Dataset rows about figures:
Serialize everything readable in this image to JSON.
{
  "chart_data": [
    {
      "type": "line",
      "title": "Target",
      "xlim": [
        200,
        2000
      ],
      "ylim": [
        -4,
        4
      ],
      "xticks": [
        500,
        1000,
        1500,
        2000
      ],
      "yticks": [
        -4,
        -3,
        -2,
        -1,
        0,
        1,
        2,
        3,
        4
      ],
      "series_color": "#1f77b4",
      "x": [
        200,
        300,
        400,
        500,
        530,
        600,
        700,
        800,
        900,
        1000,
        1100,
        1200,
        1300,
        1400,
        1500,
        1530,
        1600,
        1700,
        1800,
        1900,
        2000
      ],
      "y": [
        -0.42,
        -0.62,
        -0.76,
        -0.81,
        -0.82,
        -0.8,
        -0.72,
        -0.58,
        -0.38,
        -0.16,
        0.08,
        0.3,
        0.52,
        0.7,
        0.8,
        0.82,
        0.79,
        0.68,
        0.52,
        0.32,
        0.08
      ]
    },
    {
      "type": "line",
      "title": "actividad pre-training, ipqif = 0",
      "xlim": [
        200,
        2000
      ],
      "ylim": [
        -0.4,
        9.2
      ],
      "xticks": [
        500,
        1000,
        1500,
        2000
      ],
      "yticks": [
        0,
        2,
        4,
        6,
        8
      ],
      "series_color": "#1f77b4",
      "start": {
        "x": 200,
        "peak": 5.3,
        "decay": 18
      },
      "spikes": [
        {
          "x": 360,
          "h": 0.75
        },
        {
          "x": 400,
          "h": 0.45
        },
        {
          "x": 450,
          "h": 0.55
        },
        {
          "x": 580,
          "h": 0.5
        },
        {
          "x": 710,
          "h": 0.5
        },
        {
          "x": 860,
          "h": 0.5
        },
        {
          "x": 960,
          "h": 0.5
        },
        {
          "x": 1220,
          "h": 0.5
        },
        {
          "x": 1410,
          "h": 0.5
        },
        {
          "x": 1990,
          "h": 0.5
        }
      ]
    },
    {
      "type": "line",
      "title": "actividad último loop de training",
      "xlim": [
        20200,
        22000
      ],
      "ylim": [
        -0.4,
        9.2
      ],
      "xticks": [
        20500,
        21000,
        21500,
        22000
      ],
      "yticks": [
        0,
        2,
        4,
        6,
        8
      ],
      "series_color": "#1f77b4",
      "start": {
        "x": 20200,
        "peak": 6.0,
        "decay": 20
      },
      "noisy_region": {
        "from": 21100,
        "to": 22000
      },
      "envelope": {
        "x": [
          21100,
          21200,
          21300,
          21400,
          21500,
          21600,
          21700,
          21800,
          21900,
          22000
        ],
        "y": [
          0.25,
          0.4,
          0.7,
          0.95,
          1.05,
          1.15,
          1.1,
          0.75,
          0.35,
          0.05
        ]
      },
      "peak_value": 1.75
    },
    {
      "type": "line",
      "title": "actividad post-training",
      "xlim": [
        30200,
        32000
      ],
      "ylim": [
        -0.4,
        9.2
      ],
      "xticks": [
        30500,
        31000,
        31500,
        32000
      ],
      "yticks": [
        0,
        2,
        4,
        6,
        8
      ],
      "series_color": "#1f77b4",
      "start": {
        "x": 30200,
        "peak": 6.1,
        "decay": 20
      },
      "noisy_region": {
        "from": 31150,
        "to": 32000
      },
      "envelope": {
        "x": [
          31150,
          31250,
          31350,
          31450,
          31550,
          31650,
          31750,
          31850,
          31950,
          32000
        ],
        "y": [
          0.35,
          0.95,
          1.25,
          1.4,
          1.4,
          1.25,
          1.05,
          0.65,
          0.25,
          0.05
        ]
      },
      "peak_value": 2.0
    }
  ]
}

### Written task:
Output every record above exactly as it appears.

### Result below:
Serialize everything readable in this image to JSON.
{
  "chart_data": [
    {
      "type": "line",
      "title": "Target",
      "xlim": [
        200,
        2000
      ],
      "ylim": [
        -4,
        4
      ],
      "xticks": [
        500,
        1000,
        1500,
        2000
      ],
      "yticks": [
        -4,
        -3,
        -2,
        -1,
        0,
        1,
        2,
        3,
        4
      ],
      "series_color": "#1f77b4",
      "x": [
        200,
        300,
        400,
        500,
        530,
        600,
        700,
        800,
        900,
        1000,
        1100,
        1200,
        1300,
        1400,
        1500,
        1530,
        1600,
        1700,
        1800,
        1900,
        2000
      ],
      "y": [
        -0.42,
        -0.62,
        -0.76,
        -0.81,
        -0.82,
        -0.8,
        -0.72,
        -0.58,
        -0.38,
        -0.16,
        0.08,
        0.3,
        0.52,
        0.7,
        0.8,
        0.82,
        0.79,
        0.68,
        0.52,
        0.32,
        0.08
      ]
    },
    {
      "type": "line",
      "title": "actividad pre-training, ipqif = 0",
      "xlim": [
        200,
        2000
      ],
      "ylim": [
        -0.4,
        9.2
      ],
      "xticks": [
        500,
        1000,
        1500,
        2000
      ],
      "yticks": [
        0,
        2,
        4,
        6,
        8
      ],
      "series_color": "#1f77b4",
      "start": {
        "x": 200,
        "peak": 5.3,
        "decay": 18
      },
      "spikes": [
        {
          "x": 360,
          "h": 0.75
        },
        {
          "x": 400,
          "h": 0.45
        },
        {
          "x": 450,
          "h": 0.55
        },
        {
          "x": 580,
          "h": 0.5
        },
        {
          "x": 710,
          "h": 0.5
        },
        {
          "x": 860,
          "h": 0.5
        },
        {
          "x": 960,
          "h": 0.5
        },
        {
          "x": 1220,
          "h": 0.5
        },
        {
          "x": 1410,
          "h": 0.5
        },
        {
          "x": 1990,
          "h": 0.5
        }
      ]
    },
    {
      "type": "line",
      "title": "actividad último loop de training",
      "xlim": [
        20200,
        22000
      ],
      "ylim": [
        -0.4,
        9.2
      ],
      "xticks": [
        20500,
        21000,
        21500,
        22000
      ],
      "yticks": [
        0,
        2,
        4,
        6,
        8
      ],
      "series_color": "#1f77b4",
      "start": {
        "x": 20200,
        "peak": 6.0,
        "decay": 20
      },
      "noisy_region": {
        "from": 21100,
        "to": 22000
      },
      "envelope": {
        "x": [
          21100,
          21200,
          21300,
          21400,
          21500,
          21600,
          21700,
          21800,
          21900,
          22000
        ],
        "y": [
          0.25,
          0.4,
          0.7,
          0.95,
          1.05,
          1.15,
          1.1,
          0.75,
          0.35,
          0.05
        ]
      },
      "peak_value": 1.75
    },
    {
      "type": "line",
      "title": "actividad post-training",
      "xlim": [
        30200,
        32000
      ],
      "ylim": [
        -0.4,
        9.2
      ],
      "xticks": [
        30500,
        31000,
        31500,
        32000
      ],
      "yticks": [
        0,
        2,
        4,
        6,
        8
      ],
      "series_color": "#1f77b4",
      "start": {
        "x": 30200,
        "peak": 6.1,
        "decay": 20
      },
      "noisy_region": {
        "from": 31150,
        "to": 32000
      },
      "envelope": {
        "x": [
          31150,
          31250,
          31350,
          31450,
          31550,
          31650,
          31750,
          31850,
          31950,
          32000
        ],
        "y": [
          0.35,
          0.95,
          1.25,
          1.4,
          1.4,
          1.25,
          1.05,
          0.65,
          0.25,
          0.05
        ]
      },
      "peak_value": 2.0
    }
  ]
}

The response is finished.